══ MATERIAL SHOWN

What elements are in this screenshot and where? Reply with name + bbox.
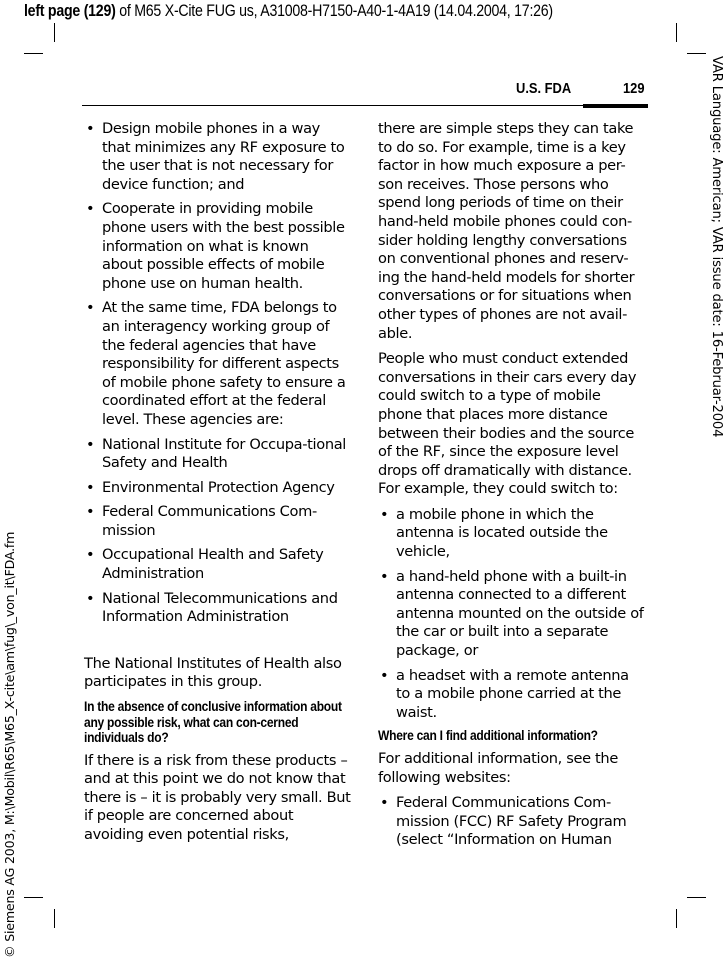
crop-mark-tr-h xyxy=(687,53,706,54)
bullet-icon: • xyxy=(380,794,389,812)
header-rule-accent xyxy=(583,104,648,108)
list-item: • Cooperate in providing mobile phone users with the best possible information on what is known about possible effects of mobile phone use on human health. xyxy=(86,200,345,292)
crop-mark-bl-h xyxy=(24,897,43,898)
list-item: • National Telecommunications and Information Administration xyxy=(86,589,338,626)
list-item: • a hand-held phone with a built-in antenna connected to a different antenna mounted on the outside of the car or built into a separate package, or xyxy=(380,567,644,660)
bullet-icon: • xyxy=(86,200,95,218)
bullet-icon: • xyxy=(86,546,95,564)
list-item: • a mobile phone in which the antenna is located outside the vehicle, xyxy=(380,505,608,561)
print-job-details: of M65 X-Cite FUG us, A31008-H7150-A40-1-4A19 (14.04.2004, 17:26) xyxy=(115,2,553,20)
steps-paragraph: there are simple steps they can take to do so. For example, time is a key factor in how much exposure a per-son receives. Those persons who spend long periods of time on their hand-held mobile phones could con-sider holding lengthy conversations on conventional phones and reserv-ing the hand-held models for shorter conversations or for situations when other types of phones are not avail-able. xyxy=(378,120,635,342)
page-number: 129 xyxy=(623,80,645,97)
bullet-icon: • xyxy=(86,478,95,496)
info-paragraph: For additional information, see the following websites: xyxy=(378,749,618,786)
nih-paragraph: The National Institutes of Health also participates in this group. xyxy=(84,654,342,691)
list-item: • Design mobile phones in a way that minimizes any RF exposure to the user that is not necessary for device function; and xyxy=(86,120,345,193)
bullet-icon: • xyxy=(380,666,389,684)
list-item: • Occupational Health and Safety Administration xyxy=(86,546,324,583)
print-job-header xyxy=(24,2,553,21)
list-item: • a headset with a remote antenna to a mobile phone carried at the waist. xyxy=(380,666,629,721)
cars-paragraph: People who must conduct extended conversations in their cars every day could switch to a type of mobile phone that places more distance between their bodies and the source of the RF, since the exposure level drops off dramatically with distance. For example, they could switch to: xyxy=(378,350,637,498)
bullet-icon: • xyxy=(380,505,389,523)
list-item: • At the same time, FDA belongs to an interagency working group of the federal agencies that have responsibility for different aspects of mobile phone safety to ensure a coordinated effort at the federal level. These agencies are: xyxy=(86,299,346,428)
left-column xyxy=(84,120,352,852)
list-item: • Federal Communications Com-mission xyxy=(86,503,317,539)
crop-mark-br-v xyxy=(676,909,677,928)
bullet-icon: • xyxy=(86,503,95,521)
header-rule xyxy=(82,105,648,106)
crop-mark-tl-h xyxy=(24,53,43,54)
risk-paragraph: If there is a risk from these products – and at this point we do not know that there is – it is probably very small. But if people are concerned about avoiding even potential risks, xyxy=(84,751,351,843)
fda-actions-list xyxy=(84,120,352,627)
phone-options-list xyxy=(378,506,646,723)
bullet-icon: • xyxy=(86,589,95,607)
bullet-icon: • xyxy=(380,567,389,585)
list-item: • National Institute for Occupa-tional Safety and Health xyxy=(86,435,347,472)
list-item: • Federal Communications Com-mission (FCC) RF Safety Program (select “Information on Human xyxy=(380,794,627,849)
question-heading: In the absence of conclusive information about any possible risk, what can con-cerned individuals do? xyxy=(84,698,342,746)
section-title: U.S. FDA xyxy=(516,80,572,97)
bullet-icon: • xyxy=(86,299,95,317)
bullet-icon: • xyxy=(86,120,95,137)
bullet-icon: • xyxy=(86,435,95,453)
print-job-page-label: left page (129) xyxy=(24,2,116,20)
copyright-file-path: © Siemens AG 2003, M:\Mobil\R65\M65_X-cite\am\fug\_von_it\FDA.fm xyxy=(2,531,17,958)
crop-mark-tl-v xyxy=(54,23,55,42)
crop-mark-bl-v xyxy=(54,909,55,928)
crop-mark-tr-v xyxy=(676,23,677,42)
right-column xyxy=(378,120,646,856)
crop-mark-br-h xyxy=(687,897,706,898)
var-language-note: VAR Language: American; VAR issue date: 16-Februar-2004 xyxy=(709,56,724,438)
list-item: • Environmental Protection Agency xyxy=(86,478,335,496)
websites-list xyxy=(378,794,646,850)
question-heading: Where can I find additional information? xyxy=(378,727,598,744)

════

__EXERCISE DIRECTIONS__:
Copy the lines from the one with "crop-mark-tr-h xyxy=(687,53,706,54)" up to and including the one with "header-rule-accent xyxy=(583,104,648,108)", reproducing each character for character.

__EXERCISE RESPONSE__:
crop-mark-tr-h xyxy=(687,53,706,54)
bullet-icon: • xyxy=(380,794,389,812)
header-rule-accent xyxy=(583,104,648,108)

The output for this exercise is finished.